*Data to use*:
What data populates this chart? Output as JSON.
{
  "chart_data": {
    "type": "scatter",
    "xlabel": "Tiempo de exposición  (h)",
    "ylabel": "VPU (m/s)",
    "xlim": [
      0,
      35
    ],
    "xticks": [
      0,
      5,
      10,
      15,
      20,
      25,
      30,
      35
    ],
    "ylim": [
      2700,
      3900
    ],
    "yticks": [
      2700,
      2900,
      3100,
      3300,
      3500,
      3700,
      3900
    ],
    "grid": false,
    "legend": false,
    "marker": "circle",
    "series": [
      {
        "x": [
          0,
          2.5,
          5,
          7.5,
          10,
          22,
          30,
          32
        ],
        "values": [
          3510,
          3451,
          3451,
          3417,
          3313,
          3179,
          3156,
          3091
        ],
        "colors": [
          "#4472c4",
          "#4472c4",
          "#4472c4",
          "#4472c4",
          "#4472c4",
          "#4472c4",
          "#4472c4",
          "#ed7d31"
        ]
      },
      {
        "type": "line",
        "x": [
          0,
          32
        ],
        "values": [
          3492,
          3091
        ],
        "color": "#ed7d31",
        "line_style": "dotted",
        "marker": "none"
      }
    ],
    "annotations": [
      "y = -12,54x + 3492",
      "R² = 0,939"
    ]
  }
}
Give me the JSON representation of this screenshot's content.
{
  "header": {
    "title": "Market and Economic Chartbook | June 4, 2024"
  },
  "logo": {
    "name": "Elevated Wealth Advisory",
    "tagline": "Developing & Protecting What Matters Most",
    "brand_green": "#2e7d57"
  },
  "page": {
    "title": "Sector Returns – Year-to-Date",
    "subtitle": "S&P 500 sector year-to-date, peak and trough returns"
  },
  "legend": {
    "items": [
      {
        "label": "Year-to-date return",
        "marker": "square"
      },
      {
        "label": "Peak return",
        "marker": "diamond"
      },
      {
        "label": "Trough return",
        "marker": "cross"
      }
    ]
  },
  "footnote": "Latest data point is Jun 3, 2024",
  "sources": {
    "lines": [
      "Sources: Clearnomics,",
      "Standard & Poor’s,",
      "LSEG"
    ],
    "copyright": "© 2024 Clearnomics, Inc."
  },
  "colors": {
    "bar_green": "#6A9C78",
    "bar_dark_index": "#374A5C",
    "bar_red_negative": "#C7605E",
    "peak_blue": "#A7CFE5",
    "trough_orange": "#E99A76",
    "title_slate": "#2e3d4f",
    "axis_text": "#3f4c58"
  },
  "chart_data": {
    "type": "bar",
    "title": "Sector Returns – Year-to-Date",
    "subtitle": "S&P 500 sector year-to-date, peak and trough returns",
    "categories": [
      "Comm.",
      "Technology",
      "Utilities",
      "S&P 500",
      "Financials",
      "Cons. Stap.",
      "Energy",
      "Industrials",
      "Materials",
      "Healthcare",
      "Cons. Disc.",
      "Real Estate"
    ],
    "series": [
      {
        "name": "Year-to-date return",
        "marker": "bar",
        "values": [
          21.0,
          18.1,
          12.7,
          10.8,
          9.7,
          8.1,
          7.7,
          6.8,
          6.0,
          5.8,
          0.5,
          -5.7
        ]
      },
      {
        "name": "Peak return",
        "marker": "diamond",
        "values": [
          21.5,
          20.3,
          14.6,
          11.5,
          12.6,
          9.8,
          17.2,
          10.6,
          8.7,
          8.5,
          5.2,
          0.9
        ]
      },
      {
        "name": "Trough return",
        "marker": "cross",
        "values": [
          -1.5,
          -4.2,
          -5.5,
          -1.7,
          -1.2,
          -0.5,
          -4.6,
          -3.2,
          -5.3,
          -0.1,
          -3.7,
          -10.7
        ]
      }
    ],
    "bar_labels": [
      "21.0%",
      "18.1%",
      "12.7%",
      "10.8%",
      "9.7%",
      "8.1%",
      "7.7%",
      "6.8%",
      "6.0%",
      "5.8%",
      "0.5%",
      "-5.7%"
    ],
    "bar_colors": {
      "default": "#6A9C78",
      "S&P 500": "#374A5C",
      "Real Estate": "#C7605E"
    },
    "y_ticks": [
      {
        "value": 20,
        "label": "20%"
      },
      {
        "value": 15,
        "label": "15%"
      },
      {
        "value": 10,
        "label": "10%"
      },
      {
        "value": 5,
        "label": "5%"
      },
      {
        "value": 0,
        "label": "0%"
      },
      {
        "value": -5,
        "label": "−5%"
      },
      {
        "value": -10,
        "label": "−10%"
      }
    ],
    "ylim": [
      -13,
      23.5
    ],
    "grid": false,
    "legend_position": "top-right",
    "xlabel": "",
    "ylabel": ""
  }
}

*Aim of the task*: Reproduce each entry from the records above, character for character.

*Worked solution*:
What data populates this chart? Output as JSON.
{
  "chart_data": {
    "type": "scatter",
    "xlabel": "Tiempo de exposición  (h)",
    "ylabel": "VPU (m/s)",
    "xlim": [
      0,
      35
    ],
    "xticks": [
      0,
      5,
      10,
      15,
      20,
      25,
      30,
      35
    ],
    "ylim": [
      2700,
      3900
    ],
    "yticks": [
      2700,
      2900,
      3100,
      3300,
      3500,
      3700,
      3900
    ],
    "grid": false,
    "legend": false,
    "marker": "circle",
    "series": [
      {
        "x": [
          0,
          2.5,
          5,
          7.5,
          10,
          22,
          30,
          32
        ],
        "values": [
          3510,
          3451,
          3451,
          3417,
          3313,
          3179,
          3156,
          3091
        ],
        "colors": [
          "#4472c4",
          "#4472c4",
          "#4472c4",
          "#4472c4",
          "#4472c4",
          "#4472c4",
          "#4472c4",
          "#ed7d31"
        ]
      },
      {
        "type": "line",
        "x": [
          0,
          32
        ],
        "values": [
          3492,
          3091
        ],
        "color": "#ed7d31",
        "line_style": "dotted",
        "marker": "none"
      }
    ],
    "annotations": [
      "y = -12,54x + 3492",
      "R² = 0,939"
    ]
  }
}
Give me the JSON representation of this screenshot's content.
{
  "header": {
    "title": "Market and Economic Chartbook | June 4, 2024"
  },
  "logo": {
    "name": "Elevated Wealth Advisory",
    "tagline": "Developing & Protecting What Matters Most",
    "brand_green": "#2e7d57"
  },
  "page": {
    "title": "Sector Returns – Year-to-Date",
    "subtitle": "S&P 500 sector year-to-date, peak and trough returns"
  },
  "legend": {
    "items": [
      {
        "label": "Year-to-date return",
        "marker": "square"
      },
      {
        "label": "Peak return",
        "marker": "diamond"
      },
      {
        "label": "Trough return",
        "marker": "cross"
      }
    ]
  },
  "footnote": "Latest data point is Jun 3, 2024",
  "sources": {
    "lines": [
      "Sources: Clearnomics,",
      "Standard & Poor’s,",
      "LSEG"
    ],
    "copyright": "© 2024 Clearnomics, Inc."
  },
  "colors": {
    "bar_green": "#6A9C78",
    "bar_dark_index": "#374A5C",
    "bar_red_negative": "#C7605E",
    "peak_blue": "#A7CFE5",
    "trough_orange": "#E99A76",
    "title_slate": "#2e3d4f",
    "axis_text": "#3f4c58"
  },
  "chart_data": {
    "type": "bar",
    "title": "Sector Returns – Year-to-Date",
    "subtitle": "S&P 500 sector year-to-date, peak and trough returns",
    "categories": [
      "Comm.",
      "Technology",
      "Utilities",
      "S&P 500",
      "Financials",
      "Cons. Stap.",
      "Energy",
      "Industrials",
      "Materials",
      "Healthcare",
      "Cons. Disc.",
      "Real Estate"
    ],
    "series": [
      {
        "name": "Year-to-date return",
        "marker": "bar",
        "values": [
          21.0,
          18.1,
          12.7,
          10.8,
          9.7,
          8.1,
          7.7,
          6.8,
          6.0,
          5.8,
          0.5,
          -5.7
        ]
      },
      {
        "name": "Peak return",
        "marker": "diamond",
        "values": [
          21.5,
          20.3,
          14.6,
          11.5,
          12.6,
          9.8,
          17.2,
          10.6,
          8.7,
          8.5,
          5.2,
          0.9
        ]
      },
      {
        "name": "Trough return",
        "marker": "cross",
        "values": [
          -1.5,
          -4.2,
          -5.5,
          -1.7,
          -1.2,
          -0.5,
          -4.6,
          -3.2,
          -5.3,
          -0.1,
          -3.7,
          -10.7
        ]
      }
    ],
    "bar_labels": [
      "21.0%",
      "18.1%",
      "12.7%",
      "10.8%",
      "9.7%",
      "8.1%",
      "7.7%",
      "6.8%",
      "6.0%",
      "5.8%",
      "0.5%",
      "-5.7%"
    ],
    "bar_colors": {
      "default": "#6A9C78",
      "S&P 500": "#374A5C",
      "Real Estate": "#C7605E"
    },
    "y_ticks": [
      {
        "value": 20,
        "label": "20%"
      },
      {
        "value": 15,
        "label": "15%"
      },
      {
        "value": 10,
        "label": "10%"
      },
      {
        "value": 5,
        "label": "5%"
      },
      {
        "value": 0,
        "label": "0%"
      },
      {
        "value": -5,
        "label": "−5%"
      },
      {
        "value": -10,
        "label": "−10%"
      }
    ],
    "ylim": [
      -13,
      23.5
    ],
    "grid": false,
    "legend_position": "top-right",
    "xlabel": "",
    "ylabel": ""
  }
}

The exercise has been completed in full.